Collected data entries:
*****

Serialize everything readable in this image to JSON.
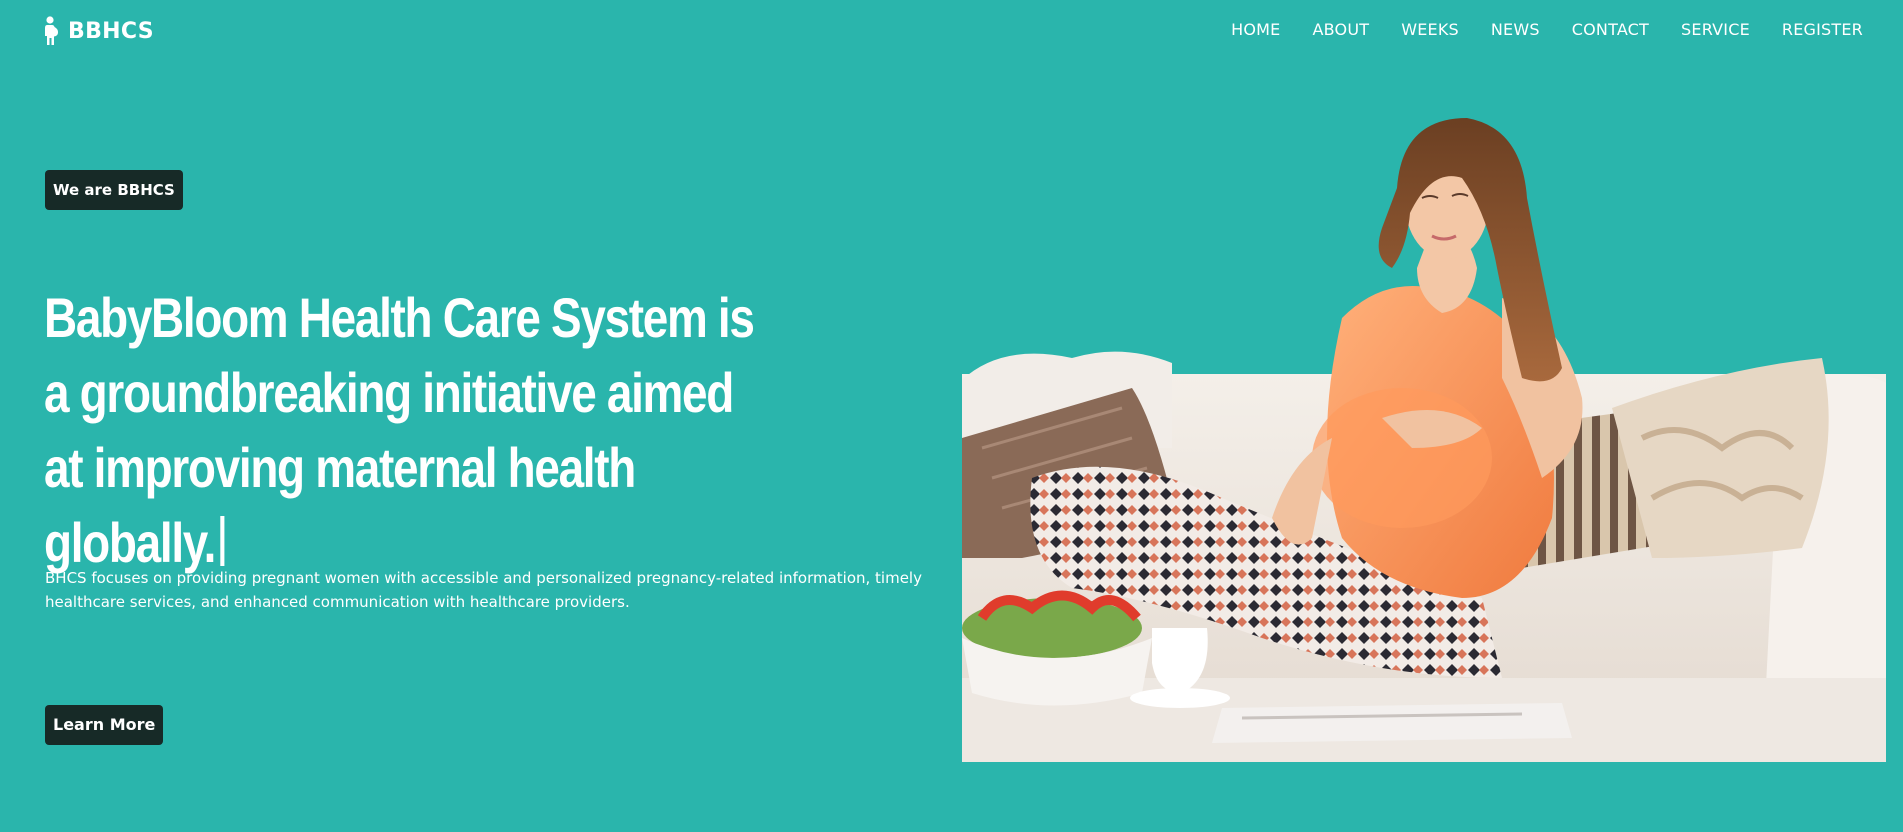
{
  "brand": {
    "name": "BBHCS",
    "icon": "pregnant-woman-icon"
  },
  "nav": {
    "items": [
      {
        "label": "HOME"
      },
      {
        "label": "ABOUT"
      },
      {
        "label": "WEEKS"
      },
      {
        "label": "NEWS"
      },
      {
        "label": "CONTACT"
      },
      {
        "label": "SERVICE"
      },
      {
        "label": "REGISTER"
      }
    ]
  },
  "hero": {
    "badge": "We are BBHCS",
    "headline": "BabyBloom Health Care System is a groundbreaking initiative aimed at improving maternal health globally.",
    "description": "BHCS focuses on providing pregnant women with accessible and personalized pregnancy-related information, timely healthcare services, and enhanced communication with healthcare providers.",
    "cta": "Learn More",
    "image": "pregnant-woman-on-sofa-photo"
  },
  "colors": {
    "background": "#2ab5ac",
    "dark_button": "#172a27",
    "text": "#ffffff"
  }
}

*****

# WHAT IS EXPECTED
Nothing but a number is needed here: how many lines hold the string "image"?

# EXERCISE RESPONSE
2